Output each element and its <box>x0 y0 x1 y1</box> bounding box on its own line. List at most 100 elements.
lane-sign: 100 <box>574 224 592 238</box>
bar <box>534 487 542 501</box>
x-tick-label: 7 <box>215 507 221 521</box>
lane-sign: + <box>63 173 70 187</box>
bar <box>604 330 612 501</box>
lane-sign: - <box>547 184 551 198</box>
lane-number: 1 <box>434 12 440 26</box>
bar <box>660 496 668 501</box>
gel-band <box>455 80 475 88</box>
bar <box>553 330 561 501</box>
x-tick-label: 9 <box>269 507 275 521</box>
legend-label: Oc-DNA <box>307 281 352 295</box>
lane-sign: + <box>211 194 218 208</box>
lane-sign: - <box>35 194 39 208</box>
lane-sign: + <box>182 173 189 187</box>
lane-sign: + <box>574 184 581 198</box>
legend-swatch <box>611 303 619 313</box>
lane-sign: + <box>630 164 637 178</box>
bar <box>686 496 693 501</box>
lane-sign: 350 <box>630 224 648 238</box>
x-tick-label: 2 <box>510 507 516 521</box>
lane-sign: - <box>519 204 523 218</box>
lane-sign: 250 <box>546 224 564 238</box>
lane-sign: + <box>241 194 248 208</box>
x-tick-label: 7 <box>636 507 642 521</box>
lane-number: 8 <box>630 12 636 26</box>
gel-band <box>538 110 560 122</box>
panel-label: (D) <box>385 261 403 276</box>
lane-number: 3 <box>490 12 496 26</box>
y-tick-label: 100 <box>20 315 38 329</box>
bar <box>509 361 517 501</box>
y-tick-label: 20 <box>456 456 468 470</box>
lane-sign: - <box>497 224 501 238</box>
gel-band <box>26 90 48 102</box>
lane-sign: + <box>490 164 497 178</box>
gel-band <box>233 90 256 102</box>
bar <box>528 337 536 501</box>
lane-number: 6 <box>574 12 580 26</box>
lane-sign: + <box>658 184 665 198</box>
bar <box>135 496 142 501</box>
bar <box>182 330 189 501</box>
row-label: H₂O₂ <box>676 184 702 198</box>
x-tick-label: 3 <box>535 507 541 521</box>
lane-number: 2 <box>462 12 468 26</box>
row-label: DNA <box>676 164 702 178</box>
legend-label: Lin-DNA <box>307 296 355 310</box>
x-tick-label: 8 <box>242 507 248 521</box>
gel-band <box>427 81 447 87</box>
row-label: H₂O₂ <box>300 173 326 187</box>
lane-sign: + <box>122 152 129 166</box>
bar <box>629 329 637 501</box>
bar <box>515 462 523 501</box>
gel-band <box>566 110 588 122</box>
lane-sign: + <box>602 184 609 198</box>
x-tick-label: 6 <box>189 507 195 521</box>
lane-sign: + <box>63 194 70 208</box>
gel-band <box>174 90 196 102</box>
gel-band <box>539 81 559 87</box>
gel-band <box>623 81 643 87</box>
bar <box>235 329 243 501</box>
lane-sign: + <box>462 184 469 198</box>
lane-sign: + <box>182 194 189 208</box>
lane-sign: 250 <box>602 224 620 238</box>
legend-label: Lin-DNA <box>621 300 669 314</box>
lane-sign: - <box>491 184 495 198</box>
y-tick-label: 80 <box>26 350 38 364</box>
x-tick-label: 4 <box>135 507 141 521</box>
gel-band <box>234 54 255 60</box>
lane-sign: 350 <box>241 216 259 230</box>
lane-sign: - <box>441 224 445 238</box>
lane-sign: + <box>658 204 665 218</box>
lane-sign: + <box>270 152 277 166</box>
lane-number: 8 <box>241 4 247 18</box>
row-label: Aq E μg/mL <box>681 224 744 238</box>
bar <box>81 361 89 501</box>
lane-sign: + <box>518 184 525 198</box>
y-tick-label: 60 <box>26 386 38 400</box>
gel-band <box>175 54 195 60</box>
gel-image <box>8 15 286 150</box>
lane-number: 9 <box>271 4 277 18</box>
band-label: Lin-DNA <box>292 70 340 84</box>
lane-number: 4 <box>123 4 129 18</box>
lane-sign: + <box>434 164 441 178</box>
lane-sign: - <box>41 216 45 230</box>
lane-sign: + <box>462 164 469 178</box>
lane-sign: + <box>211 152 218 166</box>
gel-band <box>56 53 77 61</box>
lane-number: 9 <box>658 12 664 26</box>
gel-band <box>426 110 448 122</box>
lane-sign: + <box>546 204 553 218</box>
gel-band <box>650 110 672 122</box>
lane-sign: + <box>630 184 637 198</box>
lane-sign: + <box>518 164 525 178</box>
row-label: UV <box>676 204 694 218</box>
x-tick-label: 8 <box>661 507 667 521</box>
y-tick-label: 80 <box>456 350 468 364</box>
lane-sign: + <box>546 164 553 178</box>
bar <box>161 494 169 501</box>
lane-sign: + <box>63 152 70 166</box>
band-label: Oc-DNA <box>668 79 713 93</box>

→ Given task: Could you copy every line above, character for character, in the same order?

→ Worked solution:
Output each element and its <box>x0 y0 x1 y1</box> bounding box on its own line. List at most 100 elements.
lane-sign: 100 <box>574 224 592 238</box>
bar <box>534 487 542 501</box>
x-tick-label: 7 <box>215 507 221 521</box>
lane-sign: + <box>63 173 70 187</box>
bar <box>604 330 612 501</box>
lane-sign: - <box>547 184 551 198</box>
lane-number: 1 <box>434 12 440 26</box>
bar <box>660 496 668 501</box>
gel-band <box>455 80 475 88</box>
bar <box>553 330 561 501</box>
x-tick-label: 9 <box>269 507 275 521</box>
legend-label: Oc-DNA <box>307 281 352 295</box>
lane-sign: + <box>211 194 218 208</box>
lane-sign: - <box>35 194 39 208</box>
lane-sign: + <box>182 173 189 187</box>
lane-sign: + <box>574 184 581 198</box>
legend-swatch <box>611 303 619 313</box>
lane-sign: + <box>630 164 637 178</box>
bar <box>686 496 693 501</box>
lane-sign: 350 <box>630 224 648 238</box>
x-tick-label: 2 <box>510 507 516 521</box>
lane-sign: - <box>519 204 523 218</box>
lane-sign: 250 <box>546 224 564 238</box>
lane-sign: + <box>241 194 248 208</box>
x-tick-label: 7 <box>636 507 642 521</box>
lane-number: 8 <box>630 12 636 26</box>
gel-band <box>538 110 560 122</box>
panel-label: (D) <box>385 261 403 276</box>
lane-number: 3 <box>490 12 496 26</box>
y-tick-label: 100 <box>20 315 38 329</box>
bar <box>509 361 517 501</box>
y-tick-label: 20 <box>456 456 468 470</box>
lane-sign: - <box>497 224 501 238</box>
gel-band <box>26 90 48 102</box>
lane-sign: + <box>490 164 497 178</box>
gel-band <box>233 90 256 102</box>
bar <box>528 337 536 501</box>
lane-number: 6 <box>574 12 580 26</box>
lane-sign: + <box>658 184 665 198</box>
bar <box>135 496 142 501</box>
bar <box>182 330 189 501</box>
row-label: H₂O₂ <box>676 184 702 198</box>
x-tick-label: 3 <box>535 507 541 521</box>
lane-number: 2 <box>462 12 468 26</box>
row-label: DNA <box>676 164 702 178</box>
legend-label: Lin-DNA <box>307 296 355 310</box>
x-tick-label: 8 <box>242 507 248 521</box>
gel-band <box>427 81 447 87</box>
row-label: H₂O₂ <box>300 173 326 187</box>
lane-sign: + <box>122 152 129 166</box>
bar <box>629 329 637 501</box>
bar <box>515 462 523 501</box>
gel-band <box>566 110 588 122</box>
lane-sign: + <box>602 184 609 198</box>
x-tick-label: 6 <box>189 507 195 521</box>
lane-sign: + <box>63 194 70 208</box>
gel-band <box>174 90 196 102</box>
gel-band <box>539 81 559 87</box>
gel-band <box>623 81 643 87</box>
bar <box>235 329 243 501</box>
lane-sign: + <box>462 184 469 198</box>
lane-sign: + <box>182 194 189 208</box>
lane-sign: 250 <box>602 224 620 238</box>
legend-label: Lin-DNA <box>621 300 669 314</box>
lane-sign: - <box>491 184 495 198</box>
y-tick-label: 80 <box>26 350 38 364</box>
x-tick-label: 4 <box>135 507 141 521</box>
gel-band <box>234 54 255 60</box>
lane-sign: 350 <box>241 216 259 230</box>
lane-sign: - <box>441 224 445 238</box>
lane-sign: + <box>658 204 665 218</box>
lane-sign: + <box>270 152 277 166</box>
lane-number: 8 <box>241 4 247 18</box>
row-label: Aq E μg/mL <box>681 224 744 238</box>
bar <box>81 361 89 501</box>
lane-sign: + <box>518 184 525 198</box>
y-tick-label: 60 <box>26 386 38 400</box>
gel-band <box>175 54 195 60</box>
gel-image <box>8 15 286 150</box>
lane-number: 9 <box>271 4 277 18</box>
band-label: Lin-DNA <box>292 70 340 84</box>
lane-number: 4 <box>123 4 129 18</box>
lane-sign: + <box>434 164 441 178</box>
lane-sign: - <box>41 216 45 230</box>
lane-sign: + <box>462 164 469 178</box>
lane-sign: + <box>211 152 218 166</box>
gel-band <box>56 53 77 61</box>
lane-number: 9 <box>658 12 664 26</box>
gel-band <box>426 110 448 122</box>
lane-sign: + <box>546 204 553 218</box>
gel-band <box>650 110 672 122</box>
lane-sign: + <box>630 184 637 198</box>
lane-sign: + <box>518 164 525 178</box>
row-label: UV <box>676 204 694 218</box>
x-tick-label: 8 <box>661 507 667 521</box>
y-tick-label: 80 <box>456 350 468 364</box>
lane-sign: + <box>546 164 553 178</box>
bar <box>161 494 169 501</box>
lane-sign: + <box>63 152 70 166</box>
band-label: Oc-DNA <box>668 79 713 93</box>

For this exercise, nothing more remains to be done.